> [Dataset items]

= = =

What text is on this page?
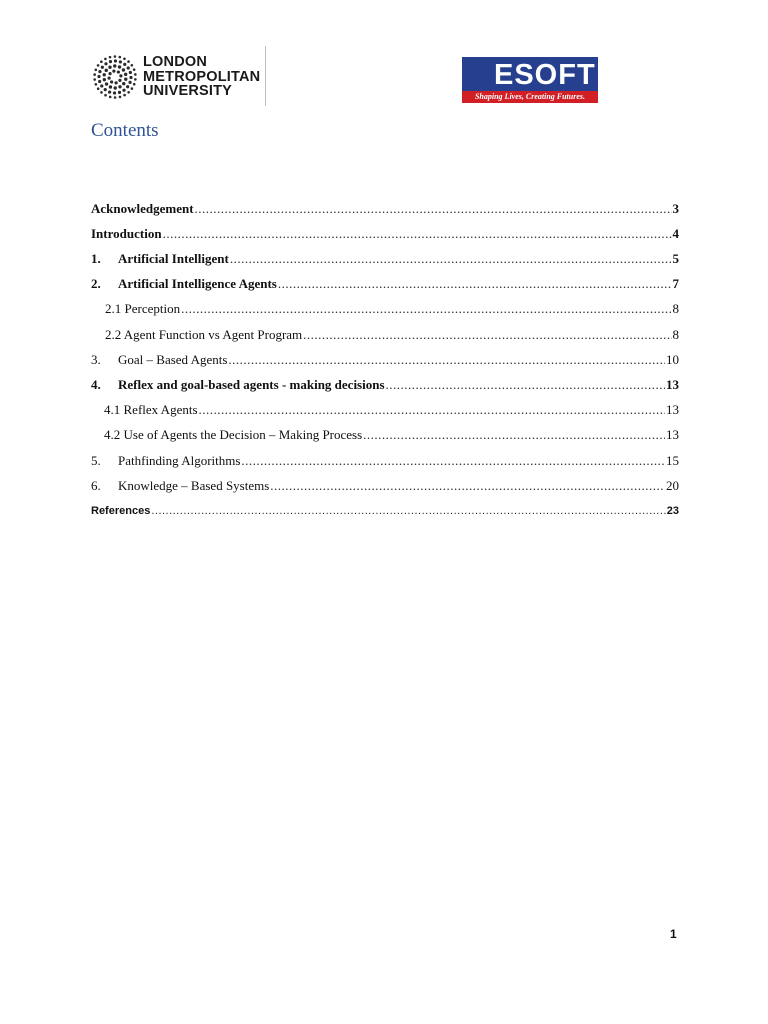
LONDON
METROPOLITAN
UNIVERSITY
ESOFT
Shaping Lives, Creating Futures.
Contents
Acknowledgement .....	3
Introduction .....	4
1.	Artificial Intelligent .....	5
2.	Artificial Intelligence Agents .....	7
2.1 Perception .....	8
2.2 Agent Function vs Agent Program .....	8
3.	Goal – Based Agents .....	10
4.	Reflex and goal-based agents - making decisions .....	13
4.1 Reflex Agents .....	13
4.2 Use of Agents the Decision – Making Process .....	13
5.	Pathfinding Algorithms .....	15
6.	Knowledge – Based Systems .....	20
References .....	23
1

= = =

> [Problem to solve] In the copy, include no pictures; restate the listing above exactly.

> [Complete answer]
What text is on this page?
LONDON
METROPOLITAN
UNIVERSITY
ESOFT
Shaping Lives, Creating Futures.
Contents
Acknowledgement .....	3
Introduction .....	4
1.	Artificial Intelligent .....	5
2.	Artificial Intelligence Agents .....	7
2.1 Perception .....	8
2.2 Agent Function vs Agent Program .....	8
3.	Goal – Based Agents .....	10
4.	Reflex and goal-based agents - making decisions .....	13
4.1 Reflex Agents .....	13
4.2 Use of Agents the Decision – Making Process .....	13
5.	Pathfinding Algorithms .....	15
6.	Knowledge – Based Systems .....	20
References .....	23
1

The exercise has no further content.